Nunca
antes habíamos tenido todo el arte a disposición como ahora: internet es el
Aladino de los antojos ilimitados, del empacho de los ojos hasta decir basta
(pero jamás decimos basta): nos permite consumir todo lo que queramos con sólo
pedir. Ejemplos recientes: leyendo un artículo sobre Benjamin el comentador
nombra al pintor Hopper y su famoso cuadro, “Trasnochadores”. Se me ocurre
ponerlo como papel tapiz de la notebook, en cuestión de segundos la pintura
cubre el fondo de mi pantalla. Un comentario al pasar sobre Robbe-grillet en
una columna literaria me pone a la búsqueda de su última novela: consigo el pdf
en francés y en español, y en la búsqueda me entero (wikipedia mediante) que el
mayor difusor del “noveau roman” también se dedicó al cine: dicho y hecho, tecnología
“torrent” mediante, me bajo dos películas de su producción. Reveo una película
de los hermanos Marx donde Harpo interpreta pasajes de la rapsodia húngara nro.
2 de Liszt, quiero escucharla completa, así que froto la lámpara y en minutos tengo
la música saliendo por los auriculares. Y si se trata de húngaros, gracias a
esta delantera futbolera que forman “banda ancha-torrent-kickass” pude ver los
primeros films de Miklos Jancsó, esos que los canales de cable, concentrados en
la difusión de la basura hollywoodense, jamás pero jamás pasarán... Y todo esto
en pocas horas. Soy el espectador insaciable, el deseador de la ilimitada
industria de “bienes culturales”.
Espectador: “Del latín ‘spectator,
spectatoris’, que significa el que tiene el hábito de mirar y observar, también
el que ha contemplado algo y puede servir de testigo y todo aquel apreciador
crítico de algo”. Spectare: contemplar, aguardar.

Entradas del conjunto de datos:
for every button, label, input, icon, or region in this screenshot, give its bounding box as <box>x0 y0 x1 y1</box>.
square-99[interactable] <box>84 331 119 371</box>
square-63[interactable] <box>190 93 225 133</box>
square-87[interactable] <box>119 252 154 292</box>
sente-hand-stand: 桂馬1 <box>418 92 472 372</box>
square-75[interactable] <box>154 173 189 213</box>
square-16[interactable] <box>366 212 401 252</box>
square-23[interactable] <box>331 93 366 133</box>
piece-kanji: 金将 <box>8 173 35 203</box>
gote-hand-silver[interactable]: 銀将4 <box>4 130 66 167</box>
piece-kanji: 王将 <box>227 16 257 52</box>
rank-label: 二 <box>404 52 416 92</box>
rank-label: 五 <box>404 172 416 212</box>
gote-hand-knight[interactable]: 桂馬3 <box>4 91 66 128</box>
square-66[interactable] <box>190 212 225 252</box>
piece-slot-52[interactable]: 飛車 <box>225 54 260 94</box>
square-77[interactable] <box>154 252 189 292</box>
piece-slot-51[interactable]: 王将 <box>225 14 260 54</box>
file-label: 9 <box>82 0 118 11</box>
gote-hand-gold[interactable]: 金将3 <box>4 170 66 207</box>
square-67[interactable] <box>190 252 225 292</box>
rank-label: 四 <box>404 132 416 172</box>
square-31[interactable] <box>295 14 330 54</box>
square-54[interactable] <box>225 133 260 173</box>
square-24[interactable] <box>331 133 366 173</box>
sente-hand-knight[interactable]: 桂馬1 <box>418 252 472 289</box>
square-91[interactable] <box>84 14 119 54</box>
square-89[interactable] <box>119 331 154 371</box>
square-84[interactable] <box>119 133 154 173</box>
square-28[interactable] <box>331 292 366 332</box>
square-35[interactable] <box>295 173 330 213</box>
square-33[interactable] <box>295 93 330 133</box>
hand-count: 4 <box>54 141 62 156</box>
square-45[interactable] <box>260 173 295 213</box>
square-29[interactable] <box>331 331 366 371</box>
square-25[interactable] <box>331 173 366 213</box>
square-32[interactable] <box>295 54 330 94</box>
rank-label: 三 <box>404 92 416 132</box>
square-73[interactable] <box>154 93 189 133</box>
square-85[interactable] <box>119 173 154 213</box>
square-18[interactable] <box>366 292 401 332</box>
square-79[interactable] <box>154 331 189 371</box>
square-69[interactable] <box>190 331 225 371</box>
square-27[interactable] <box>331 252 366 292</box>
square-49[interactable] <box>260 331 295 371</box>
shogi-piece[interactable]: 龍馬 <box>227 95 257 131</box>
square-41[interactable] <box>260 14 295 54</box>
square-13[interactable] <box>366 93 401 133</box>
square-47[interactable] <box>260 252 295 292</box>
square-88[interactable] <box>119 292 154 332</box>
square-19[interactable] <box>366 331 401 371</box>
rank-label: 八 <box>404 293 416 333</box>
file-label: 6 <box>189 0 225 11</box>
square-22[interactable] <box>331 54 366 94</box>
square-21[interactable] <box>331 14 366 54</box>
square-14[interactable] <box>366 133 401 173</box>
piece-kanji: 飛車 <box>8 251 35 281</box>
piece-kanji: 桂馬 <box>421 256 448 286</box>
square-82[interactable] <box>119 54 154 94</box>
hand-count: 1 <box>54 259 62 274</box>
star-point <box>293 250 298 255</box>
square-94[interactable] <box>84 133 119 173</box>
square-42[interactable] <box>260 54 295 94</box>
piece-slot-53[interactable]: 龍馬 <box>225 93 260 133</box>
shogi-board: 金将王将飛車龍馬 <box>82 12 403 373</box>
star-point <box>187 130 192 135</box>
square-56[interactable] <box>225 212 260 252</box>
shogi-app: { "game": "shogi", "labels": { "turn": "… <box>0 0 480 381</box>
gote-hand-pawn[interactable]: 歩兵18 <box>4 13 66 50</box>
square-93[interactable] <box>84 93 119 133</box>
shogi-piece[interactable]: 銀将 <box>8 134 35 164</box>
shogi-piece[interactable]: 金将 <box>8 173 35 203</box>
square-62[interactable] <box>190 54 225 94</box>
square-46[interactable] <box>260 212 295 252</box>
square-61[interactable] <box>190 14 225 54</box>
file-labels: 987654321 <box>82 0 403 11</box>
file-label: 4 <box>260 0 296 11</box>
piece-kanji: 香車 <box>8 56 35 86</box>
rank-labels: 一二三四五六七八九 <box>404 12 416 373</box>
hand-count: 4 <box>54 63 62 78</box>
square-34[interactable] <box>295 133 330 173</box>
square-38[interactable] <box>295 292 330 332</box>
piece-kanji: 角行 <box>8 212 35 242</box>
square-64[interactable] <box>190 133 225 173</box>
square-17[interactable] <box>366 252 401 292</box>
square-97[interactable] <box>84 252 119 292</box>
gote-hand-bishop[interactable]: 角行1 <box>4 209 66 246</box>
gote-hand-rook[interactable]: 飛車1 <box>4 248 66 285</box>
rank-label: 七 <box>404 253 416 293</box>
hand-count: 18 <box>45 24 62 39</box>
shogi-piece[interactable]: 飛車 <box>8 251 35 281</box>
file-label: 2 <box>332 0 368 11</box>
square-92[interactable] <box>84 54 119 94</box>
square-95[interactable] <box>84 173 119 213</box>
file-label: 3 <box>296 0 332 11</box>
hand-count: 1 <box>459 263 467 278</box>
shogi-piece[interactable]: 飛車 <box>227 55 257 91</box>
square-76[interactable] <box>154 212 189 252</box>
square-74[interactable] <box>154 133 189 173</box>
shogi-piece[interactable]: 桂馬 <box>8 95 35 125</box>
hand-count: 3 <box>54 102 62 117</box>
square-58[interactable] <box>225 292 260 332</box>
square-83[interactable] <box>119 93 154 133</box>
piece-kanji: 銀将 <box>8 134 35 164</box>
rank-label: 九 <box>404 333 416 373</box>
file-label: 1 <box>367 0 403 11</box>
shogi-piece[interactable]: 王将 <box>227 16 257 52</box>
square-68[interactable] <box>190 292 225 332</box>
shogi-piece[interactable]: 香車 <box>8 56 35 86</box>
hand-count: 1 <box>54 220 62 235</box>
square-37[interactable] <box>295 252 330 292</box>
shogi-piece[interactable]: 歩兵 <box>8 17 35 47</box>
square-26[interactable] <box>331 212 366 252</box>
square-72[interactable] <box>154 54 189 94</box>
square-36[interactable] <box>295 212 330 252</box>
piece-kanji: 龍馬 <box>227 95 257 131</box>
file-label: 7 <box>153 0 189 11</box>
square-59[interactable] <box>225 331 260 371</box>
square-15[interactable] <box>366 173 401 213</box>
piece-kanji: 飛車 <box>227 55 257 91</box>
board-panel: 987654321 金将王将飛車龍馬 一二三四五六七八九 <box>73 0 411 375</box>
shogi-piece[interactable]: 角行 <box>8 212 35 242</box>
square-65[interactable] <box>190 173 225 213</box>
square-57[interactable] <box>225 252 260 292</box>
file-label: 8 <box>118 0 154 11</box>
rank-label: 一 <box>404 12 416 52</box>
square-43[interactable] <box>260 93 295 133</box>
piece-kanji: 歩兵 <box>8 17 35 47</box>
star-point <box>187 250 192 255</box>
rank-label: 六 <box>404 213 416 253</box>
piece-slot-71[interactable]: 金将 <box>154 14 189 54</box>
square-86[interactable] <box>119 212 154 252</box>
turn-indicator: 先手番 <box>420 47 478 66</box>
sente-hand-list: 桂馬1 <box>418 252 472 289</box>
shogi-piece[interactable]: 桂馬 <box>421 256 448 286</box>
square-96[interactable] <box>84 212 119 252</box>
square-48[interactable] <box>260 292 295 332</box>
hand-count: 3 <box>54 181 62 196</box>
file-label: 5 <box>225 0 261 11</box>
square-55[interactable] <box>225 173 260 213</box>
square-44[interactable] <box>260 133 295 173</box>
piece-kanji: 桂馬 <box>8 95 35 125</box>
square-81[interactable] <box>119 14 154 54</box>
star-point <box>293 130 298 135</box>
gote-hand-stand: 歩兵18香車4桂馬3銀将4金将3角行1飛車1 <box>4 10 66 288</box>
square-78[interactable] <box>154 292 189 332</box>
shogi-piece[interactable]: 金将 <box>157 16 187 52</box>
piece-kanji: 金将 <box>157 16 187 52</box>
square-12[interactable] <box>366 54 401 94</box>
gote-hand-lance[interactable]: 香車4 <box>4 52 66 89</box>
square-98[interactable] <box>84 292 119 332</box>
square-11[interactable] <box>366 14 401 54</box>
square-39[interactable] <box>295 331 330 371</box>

Pasos a seguir:
1. ¿Qué cuadro de Hopper queda como fondo de pantalla de la notebook según el fragmento?
2. Repite textualmente el pasaje del fragmento que va desde "2 de Liszt, quiero" hasta "Spectare: contemplar, aguardar.".

Respuestas escritas:
1. “Trasnochadores”.

2.
2 de Liszt, quiero escucharla completa, así que froto la lámpara y en minutos tengo
la música saliendo por los auriculares. Y si se trata de húngaros, gracias a
esta delantera futbolera que forman “banda ancha-torrent-kickass” pude ver los
primeros films de Miklos Jancsó, esos que los canales de cable, concentrados en
la difusión de la basura hollywoodense, jamás pero jamás pasarán... Y todo esto
en pocas horas. Soy el espectador insaciable, el deseador de la ilimitada
industria de “bienes culturales”.
Espectador: “Del latín ‘spectator,
spectatoris’, que significa el que tiene el hábito de mirar y observar, también
el que ha contemplado algo y puede servir de testigo y todo aquel apreciador
crítico de algo”. Spectare: contemplar, aguardar.